Set problem » Write out the material below again, unchanged.

Supplied data »
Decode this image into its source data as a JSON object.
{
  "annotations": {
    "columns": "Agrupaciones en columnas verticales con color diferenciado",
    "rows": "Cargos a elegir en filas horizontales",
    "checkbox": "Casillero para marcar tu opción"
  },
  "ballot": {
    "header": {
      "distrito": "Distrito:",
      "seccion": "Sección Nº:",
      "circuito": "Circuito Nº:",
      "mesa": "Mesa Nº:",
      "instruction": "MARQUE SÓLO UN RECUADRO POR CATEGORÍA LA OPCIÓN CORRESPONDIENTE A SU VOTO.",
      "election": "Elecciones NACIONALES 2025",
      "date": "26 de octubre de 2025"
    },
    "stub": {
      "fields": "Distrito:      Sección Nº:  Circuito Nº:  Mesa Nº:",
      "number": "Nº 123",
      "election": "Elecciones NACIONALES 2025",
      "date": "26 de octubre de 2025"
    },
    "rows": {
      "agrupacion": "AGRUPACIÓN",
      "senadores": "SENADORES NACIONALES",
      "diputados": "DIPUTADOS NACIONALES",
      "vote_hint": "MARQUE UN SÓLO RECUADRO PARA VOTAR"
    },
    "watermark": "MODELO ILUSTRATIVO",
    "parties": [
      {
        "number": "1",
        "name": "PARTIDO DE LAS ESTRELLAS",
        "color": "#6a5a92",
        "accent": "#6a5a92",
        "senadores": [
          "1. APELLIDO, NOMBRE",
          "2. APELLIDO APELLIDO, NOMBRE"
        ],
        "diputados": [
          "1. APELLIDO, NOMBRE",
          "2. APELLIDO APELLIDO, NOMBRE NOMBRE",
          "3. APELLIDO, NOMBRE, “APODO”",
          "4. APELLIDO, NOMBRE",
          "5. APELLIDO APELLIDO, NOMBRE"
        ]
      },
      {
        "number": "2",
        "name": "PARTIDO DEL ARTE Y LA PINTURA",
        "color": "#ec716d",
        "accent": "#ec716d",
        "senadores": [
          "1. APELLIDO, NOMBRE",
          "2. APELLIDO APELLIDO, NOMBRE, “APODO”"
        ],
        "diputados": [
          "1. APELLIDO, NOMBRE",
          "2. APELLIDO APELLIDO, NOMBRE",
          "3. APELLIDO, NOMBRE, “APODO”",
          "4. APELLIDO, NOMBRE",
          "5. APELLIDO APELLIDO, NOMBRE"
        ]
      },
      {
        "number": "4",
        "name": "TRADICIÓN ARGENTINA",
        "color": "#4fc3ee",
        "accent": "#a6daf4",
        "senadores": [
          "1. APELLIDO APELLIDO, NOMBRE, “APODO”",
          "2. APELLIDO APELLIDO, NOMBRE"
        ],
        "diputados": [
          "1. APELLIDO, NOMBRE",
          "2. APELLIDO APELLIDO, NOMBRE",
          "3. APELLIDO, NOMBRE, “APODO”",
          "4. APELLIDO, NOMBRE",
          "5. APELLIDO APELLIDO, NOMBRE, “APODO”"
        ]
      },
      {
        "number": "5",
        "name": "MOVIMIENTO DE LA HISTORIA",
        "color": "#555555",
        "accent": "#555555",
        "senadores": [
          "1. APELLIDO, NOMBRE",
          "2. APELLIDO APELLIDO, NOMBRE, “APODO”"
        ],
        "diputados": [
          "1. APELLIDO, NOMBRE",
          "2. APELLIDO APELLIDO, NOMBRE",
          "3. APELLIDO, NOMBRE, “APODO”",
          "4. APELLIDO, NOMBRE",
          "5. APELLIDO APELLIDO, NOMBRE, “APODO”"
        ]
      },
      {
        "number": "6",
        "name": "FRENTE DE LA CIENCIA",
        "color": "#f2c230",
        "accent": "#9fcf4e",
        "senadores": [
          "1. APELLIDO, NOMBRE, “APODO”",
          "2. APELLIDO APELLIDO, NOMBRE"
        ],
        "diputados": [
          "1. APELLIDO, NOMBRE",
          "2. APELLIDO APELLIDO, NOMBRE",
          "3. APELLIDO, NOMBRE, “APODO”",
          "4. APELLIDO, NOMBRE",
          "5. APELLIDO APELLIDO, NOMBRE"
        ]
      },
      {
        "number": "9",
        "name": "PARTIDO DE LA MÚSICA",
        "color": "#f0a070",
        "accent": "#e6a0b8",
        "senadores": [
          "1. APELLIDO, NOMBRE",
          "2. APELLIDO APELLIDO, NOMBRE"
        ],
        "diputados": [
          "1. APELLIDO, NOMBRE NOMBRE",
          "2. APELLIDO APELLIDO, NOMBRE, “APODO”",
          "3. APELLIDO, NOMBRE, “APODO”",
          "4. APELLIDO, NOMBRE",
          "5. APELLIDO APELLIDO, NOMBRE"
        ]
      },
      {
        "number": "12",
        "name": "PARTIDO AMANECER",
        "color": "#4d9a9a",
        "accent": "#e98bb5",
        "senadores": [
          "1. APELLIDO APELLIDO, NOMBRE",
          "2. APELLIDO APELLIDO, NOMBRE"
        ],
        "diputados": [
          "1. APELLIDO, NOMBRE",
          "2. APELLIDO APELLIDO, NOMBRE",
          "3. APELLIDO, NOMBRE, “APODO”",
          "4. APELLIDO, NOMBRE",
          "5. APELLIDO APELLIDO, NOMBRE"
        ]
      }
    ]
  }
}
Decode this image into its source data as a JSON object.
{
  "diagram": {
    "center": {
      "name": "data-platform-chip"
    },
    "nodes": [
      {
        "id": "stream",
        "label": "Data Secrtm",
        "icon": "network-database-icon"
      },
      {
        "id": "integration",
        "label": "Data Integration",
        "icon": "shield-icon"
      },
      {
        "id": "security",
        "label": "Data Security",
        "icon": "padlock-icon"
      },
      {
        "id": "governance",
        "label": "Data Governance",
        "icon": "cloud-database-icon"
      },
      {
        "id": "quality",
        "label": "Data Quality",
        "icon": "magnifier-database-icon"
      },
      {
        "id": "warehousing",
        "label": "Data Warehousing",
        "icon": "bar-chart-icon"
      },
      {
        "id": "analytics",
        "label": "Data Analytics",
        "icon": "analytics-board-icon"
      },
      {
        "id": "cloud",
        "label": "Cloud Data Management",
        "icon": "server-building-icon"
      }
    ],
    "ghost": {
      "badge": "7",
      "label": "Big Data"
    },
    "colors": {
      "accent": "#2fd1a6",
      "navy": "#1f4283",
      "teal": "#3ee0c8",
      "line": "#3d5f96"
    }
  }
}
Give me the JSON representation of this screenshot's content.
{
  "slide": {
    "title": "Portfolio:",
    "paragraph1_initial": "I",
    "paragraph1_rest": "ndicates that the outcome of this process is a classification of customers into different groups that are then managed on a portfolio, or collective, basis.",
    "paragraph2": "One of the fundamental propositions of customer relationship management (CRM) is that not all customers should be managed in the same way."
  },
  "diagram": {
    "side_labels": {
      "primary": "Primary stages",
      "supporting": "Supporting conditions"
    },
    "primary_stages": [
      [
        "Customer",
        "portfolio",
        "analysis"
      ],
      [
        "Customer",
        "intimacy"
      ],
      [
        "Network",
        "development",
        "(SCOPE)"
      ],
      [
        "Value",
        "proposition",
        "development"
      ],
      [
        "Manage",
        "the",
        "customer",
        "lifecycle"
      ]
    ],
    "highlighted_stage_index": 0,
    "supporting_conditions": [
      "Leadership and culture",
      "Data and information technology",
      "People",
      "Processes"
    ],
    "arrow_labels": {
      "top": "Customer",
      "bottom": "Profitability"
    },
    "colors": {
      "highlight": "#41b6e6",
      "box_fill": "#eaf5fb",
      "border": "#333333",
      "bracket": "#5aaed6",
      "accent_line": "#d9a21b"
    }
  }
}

Final result »
Decode this image into its source data as a JSON object.
{
  "annotations": {
    "columns": "Agrupaciones en columnas verticales con color diferenciado",
    "rows": "Cargos a elegir en filas horizontales",
    "checkbox": "Casillero para marcar tu opción"
  },
  "ballot": {
    "header": {
      "distrito": "Distrito:",
      "seccion": "Sección Nº:",
      "circuito": "Circuito Nº:",
      "mesa": "Mesa Nº:",
      "instruction": "MARQUE SÓLO UN RECUADRO POR CATEGORÍA LA OPCIÓN CORRESPONDIENTE A SU VOTO.",
      "election": "Elecciones NACIONALES 2025",
      "date": "26 de octubre de 2025"
    },
    "stub": {
      "fields": "Distrito:      Sección Nº:  Circuito Nº:  Mesa Nº:",
      "number": "Nº 123",
      "election": "Elecciones NACIONALES 2025",
      "date": "26 de octubre de 2025"
    },
    "rows": {
      "agrupacion": "AGRUPACIÓN",
      "senadores": "SENADORES NACIONALES",
      "diputados": "DIPUTADOS NACIONALES",
      "vote_hint": "MARQUE UN SÓLO RECUADRO PARA VOTAR"
    },
    "watermark": "MODELO ILUSTRATIVO",
    "parties": [
      {
        "number": "1",
        "name": "PARTIDO DE LAS ESTRELLAS",
        "color": "#6a5a92",
        "accent": "#6a5a92",
        "senadores": [
          "1. APELLIDO, NOMBRE",
          "2. APELLIDO APELLIDO, NOMBRE"
        ],
        "diputados": [
          "1. APELLIDO, NOMBRE",
          "2. APELLIDO APELLIDO, NOMBRE NOMBRE",
          "3. APELLIDO, NOMBRE, “APODO”",
          "4. APELLIDO, NOMBRE",
          "5. APELLIDO APELLIDO, NOMBRE"
        ]
      },
      {
        "number": "2",
        "name": "PARTIDO DEL ARTE Y LA PINTURA",
        "color": "#ec716d",
        "accent": "#ec716d",
        "senadores": [
          "1. APELLIDO, NOMBRE",
          "2. APELLIDO APELLIDO, NOMBRE, “APODO”"
        ],
        "diputados": [
          "1. APELLIDO, NOMBRE",
          "2. APELLIDO APELLIDO, NOMBRE",
          "3. APELLIDO, NOMBRE, “APODO”",
          "4. APELLIDO, NOMBRE",
          "5. APELLIDO APELLIDO, NOMBRE"
        ]
      },
      {
        "number": "4",
        "name": "TRADICIÓN ARGENTINA",
        "color": "#4fc3ee",
        "accent": "#a6daf4",
        "senadores": [
          "1. APELLIDO APELLIDO, NOMBRE, “APODO”",
          "2. APELLIDO APELLIDO, NOMBRE"
        ],
        "diputados": [
          "1. APELLIDO, NOMBRE",
          "2. APELLIDO APELLIDO, NOMBRE",
          "3. APELLIDO, NOMBRE, “APODO”",
          "4. APELLIDO, NOMBRE",
          "5. APELLIDO APELLIDO, NOMBRE, “APODO”"
        ]
      },
      {
        "number": "5",
        "name": "MOVIMIENTO DE LA HISTORIA",
        "color": "#555555",
        "accent": "#555555",
        "senadores": [
          "1. APELLIDO, NOMBRE",
          "2. APELLIDO APELLIDO, NOMBRE, “APODO”"
        ],
        "diputados": [
          "1. APELLIDO, NOMBRE",
          "2. APELLIDO APELLIDO, NOMBRE",
          "3. APELLIDO, NOMBRE, “APODO”",
          "4. APELLIDO, NOMBRE",
          "5. APELLIDO APELLIDO, NOMBRE, “APODO”"
        ]
      },
      {
        "number": "6",
        "name": "FRENTE DE LA CIENCIA",
        "color": "#f2c230",
        "accent": "#9fcf4e",
        "senadores": [
          "1. APELLIDO, NOMBRE, “APODO”",
          "2. APELLIDO APELLIDO, NOMBRE"
        ],
        "diputados": [
          "1. APELLIDO, NOMBRE",
          "2. APELLIDO APELLIDO, NOMBRE",
          "3. APELLIDO, NOMBRE, “APODO”",
          "4. APELLIDO, NOMBRE",
          "5. APELLIDO APELLIDO, NOMBRE"
        ]
      },
      {
        "number": "9",
        "name": "PARTIDO DE LA MÚSICA",
        "color": "#f0a070",
        "accent": "#e6a0b8",
        "senadores": [
          "1. APELLIDO, NOMBRE",
          "2. APELLIDO APELLIDO, NOMBRE"
        ],
        "diputados": [
          "1. APELLIDO, NOMBRE NOMBRE",
          "2. APELLIDO APELLIDO, NOMBRE, “APODO”",
          "3. APELLIDO, NOMBRE, “APODO”",
          "4. APELLIDO, NOMBRE",
          "5. APELLIDO APELLIDO, NOMBRE"
        ]
      },
      {
        "number": "12",
        "name": "PARTIDO AMANECER",
        "color": "#4d9a9a",
        "accent": "#e98bb5",
        "senadores": [
          "1. APELLIDO APELLIDO, NOMBRE",
          "2. APELLIDO APELLIDO, NOMBRE"
        ],
        "diputados": [
          "1. APELLIDO, NOMBRE",
          "2. APELLIDO APELLIDO, NOMBRE",
          "3. APELLIDO, NOMBRE, “APODO”",
          "4. APELLIDO, NOMBRE",
          "5. APELLIDO APELLIDO, NOMBRE"
        ]
      }
    ]
  }
}
Decode this image into its source data as a JSON object.
{
  "diagram": {
    "center": {
      "name": "data-platform-chip"
    },
    "nodes": [
      {
        "id": "stream",
        "label": "Data Secrtm",
        "icon": "network-database-icon"
      },
      {
        "id": "integration",
        "label": "Data Integration",
        "icon": "shield-icon"
      },
      {
        "id": "security",
        "label": "Data Security",
        "icon": "padlock-icon"
      },
      {
        "id": "governance",
        "label": "Data Governance",
        "icon": "cloud-database-icon"
      },
      {
        "id": "quality",
        "label": "Data Quality",
        "icon": "magnifier-database-icon"
      },
      {
        "id": "warehousing",
        "label": "Data Warehousing",
        "icon": "bar-chart-icon"
      },
      {
        "id": "analytics",
        "label": "Data Analytics",
        "icon": "analytics-board-icon"
      },
      {
        "id": "cloud",
        "label": "Cloud Data Management",
        "icon": "server-building-icon"
      }
    ],
    "ghost": {
      "badge": "7",
      "label": "Big Data"
    },
    "colors": {
      "accent": "#2fd1a6",
      "navy": "#1f4283",
      "teal": "#3ee0c8",
      "line": "#3d5f96"
    }
  }
}
Give me the JSON representation of this screenshot's content.
{
  "slide": {
    "title": "Portfolio:",
    "paragraph1_initial": "I",
    "paragraph1_rest": "ndicates that the outcome of this process is a classification of customers into different groups that are then managed on a portfolio, or collective, basis.",
    "paragraph2": "One of the fundamental propositions of customer relationship management (CRM) is that not all customers should be managed in the same way."
  },
  "diagram": {
    "side_labels": {
      "primary": "Primary stages",
      "supporting": "Supporting conditions"
    },
    "primary_stages": [
      [
        "Customer",
        "portfolio",
        "analysis"
      ],
      [
        "Customer",
        "intimacy"
      ],
      [
        "Network",
        "development",
        "(SCOPE)"
      ],
      [
        "Value",
        "proposition",
        "development"
      ],
      [
        "Manage",
        "the",
        "customer",
        "lifecycle"
      ]
    ],
    "highlighted_stage_index": 0,
    "supporting_conditions": [
      "Leadership and culture",
      "Data and information technology",
      "People",
      "Processes"
    ],
    "arrow_labels": {
      "top": "Customer",
      "bottom": "Profitability"
    },
    "colors": {
      "highlight": "#41b6e6",
      "box_fill": "#eaf5fb",
      "border": "#333333",
      "bracket": "#5aaed6",
      "accent_line": "#d9a21b"
    }
  }
}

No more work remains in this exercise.